§ Input:
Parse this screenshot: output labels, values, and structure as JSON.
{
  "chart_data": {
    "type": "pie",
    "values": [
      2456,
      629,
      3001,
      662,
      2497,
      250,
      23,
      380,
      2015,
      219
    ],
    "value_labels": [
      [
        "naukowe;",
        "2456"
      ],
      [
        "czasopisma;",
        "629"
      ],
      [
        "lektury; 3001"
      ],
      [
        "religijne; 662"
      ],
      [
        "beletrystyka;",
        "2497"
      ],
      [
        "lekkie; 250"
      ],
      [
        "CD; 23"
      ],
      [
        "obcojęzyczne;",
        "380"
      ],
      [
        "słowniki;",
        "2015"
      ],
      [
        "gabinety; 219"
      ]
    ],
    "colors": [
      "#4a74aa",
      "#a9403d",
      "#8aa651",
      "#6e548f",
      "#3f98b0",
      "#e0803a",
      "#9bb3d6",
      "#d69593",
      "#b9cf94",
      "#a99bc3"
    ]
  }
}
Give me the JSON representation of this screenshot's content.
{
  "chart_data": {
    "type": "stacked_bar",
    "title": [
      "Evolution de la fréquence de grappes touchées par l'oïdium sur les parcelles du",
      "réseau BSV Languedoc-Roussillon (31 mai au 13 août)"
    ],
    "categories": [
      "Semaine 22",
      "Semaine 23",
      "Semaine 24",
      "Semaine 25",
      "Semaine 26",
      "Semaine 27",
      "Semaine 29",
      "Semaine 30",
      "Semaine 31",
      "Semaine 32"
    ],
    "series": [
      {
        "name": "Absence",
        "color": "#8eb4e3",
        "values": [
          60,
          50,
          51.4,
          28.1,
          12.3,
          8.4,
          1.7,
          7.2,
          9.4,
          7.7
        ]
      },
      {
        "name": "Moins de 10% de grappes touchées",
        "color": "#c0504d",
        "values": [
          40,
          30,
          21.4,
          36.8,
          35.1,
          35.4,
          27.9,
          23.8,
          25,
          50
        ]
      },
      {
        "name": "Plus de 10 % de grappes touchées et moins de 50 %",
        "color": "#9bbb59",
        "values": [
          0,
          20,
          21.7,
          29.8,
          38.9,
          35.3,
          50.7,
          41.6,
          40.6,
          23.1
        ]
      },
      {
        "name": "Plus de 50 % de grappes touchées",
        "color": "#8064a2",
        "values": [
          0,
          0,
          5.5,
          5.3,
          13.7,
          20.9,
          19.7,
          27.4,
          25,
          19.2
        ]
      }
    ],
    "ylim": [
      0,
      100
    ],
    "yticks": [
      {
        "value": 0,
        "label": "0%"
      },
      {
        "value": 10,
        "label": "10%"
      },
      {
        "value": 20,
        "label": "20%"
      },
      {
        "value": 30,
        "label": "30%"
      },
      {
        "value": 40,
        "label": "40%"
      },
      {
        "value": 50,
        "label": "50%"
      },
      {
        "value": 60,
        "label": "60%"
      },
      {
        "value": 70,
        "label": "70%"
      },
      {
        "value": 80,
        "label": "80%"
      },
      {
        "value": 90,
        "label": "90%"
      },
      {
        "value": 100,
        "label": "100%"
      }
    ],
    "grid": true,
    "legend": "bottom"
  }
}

§ Written request: Exactly as they are written, print the entries again.

§ Output for this task:
Parse this screenshot: output labels, values, and structure as JSON.
{
  "chart_data": {
    "type": "pie",
    "values": [
      2456,
      629,
      3001,
      662,
      2497,
      250,
      23,
      380,
      2015,
      219
    ],
    "value_labels": [
      [
        "naukowe;",
        "2456"
      ],
      [
        "czasopisma;",
        "629"
      ],
      [
        "lektury; 3001"
      ],
      [
        "religijne; 662"
      ],
      [
        "beletrystyka;",
        "2497"
      ],
      [
        "lekkie; 250"
      ],
      [
        "CD; 23"
      ],
      [
        "obcojęzyczne;",
        "380"
      ],
      [
        "słowniki;",
        "2015"
      ],
      [
        "gabinety; 219"
      ]
    ],
    "colors": [
      "#4a74aa",
      "#a9403d",
      "#8aa651",
      "#6e548f",
      "#3f98b0",
      "#e0803a",
      "#9bb3d6",
      "#d69593",
      "#b9cf94",
      "#a99bc3"
    ]
  }
}
Give me the JSON representation of this screenshot's content.
{
  "chart_data": {
    "type": "stacked_bar",
    "title": [
      "Evolution de la fréquence de grappes touchées par l'oïdium sur les parcelles du",
      "réseau BSV Languedoc-Roussillon (31 mai au 13 août)"
    ],
    "categories": [
      "Semaine 22",
      "Semaine 23",
      "Semaine 24",
      "Semaine 25",
      "Semaine 26",
      "Semaine 27",
      "Semaine 29",
      "Semaine 30",
      "Semaine 31",
      "Semaine 32"
    ],
    "series": [
      {
        "name": "Absence",
        "color": "#8eb4e3",
        "values": [
          60,
          50,
          51.4,
          28.1,
          12.3,
          8.4,
          1.7,
          7.2,
          9.4,
          7.7
        ]
      },
      {
        "name": "Moins de 10% de grappes touchées",
        "color": "#c0504d",
        "values": [
          40,
          30,
          21.4,
          36.8,
          35.1,
          35.4,
          27.9,
          23.8,
          25,
          50
        ]
      },
      {
        "name": "Plus de 10 % de grappes touchées et moins de 50 %",
        "color": "#9bbb59",
        "values": [
          0,
          20,
          21.7,
          29.8,
          38.9,
          35.3,
          50.7,
          41.6,
          40.6,
          23.1
        ]
      },
      {
        "name": "Plus de 50 % de grappes touchées",
        "color": "#8064a2",
        "values": [
          0,
          0,
          5.5,
          5.3,
          13.7,
          20.9,
          19.7,
          27.4,
          25,
          19.2
        ]
      }
    ],
    "ylim": [
      0,
      100
    ],
    "yticks": [
      {
        "value": 0,
        "label": "0%"
      },
      {
        "value": 10,
        "label": "10%"
      },
      {
        "value": 20,
        "label": "20%"
      },
      {
        "value": 30,
        "label": "30%"
      },
      {
        "value": 40,
        "label": "40%"
      },
      {
        "value": 50,
        "label": "50%"
      },
      {
        "value": 60,
        "label": "60%"
      },
      {
        "value": 70,
        "label": "70%"
      },
      {
        "value": 80,
        "label": "80%"
      },
      {
        "value": 90,
        "label": "90%"
      },
      {
        "value": 100,
        "label": "100%"
      }
    ],
    "grid": true,
    "legend": "bottom"
  }
}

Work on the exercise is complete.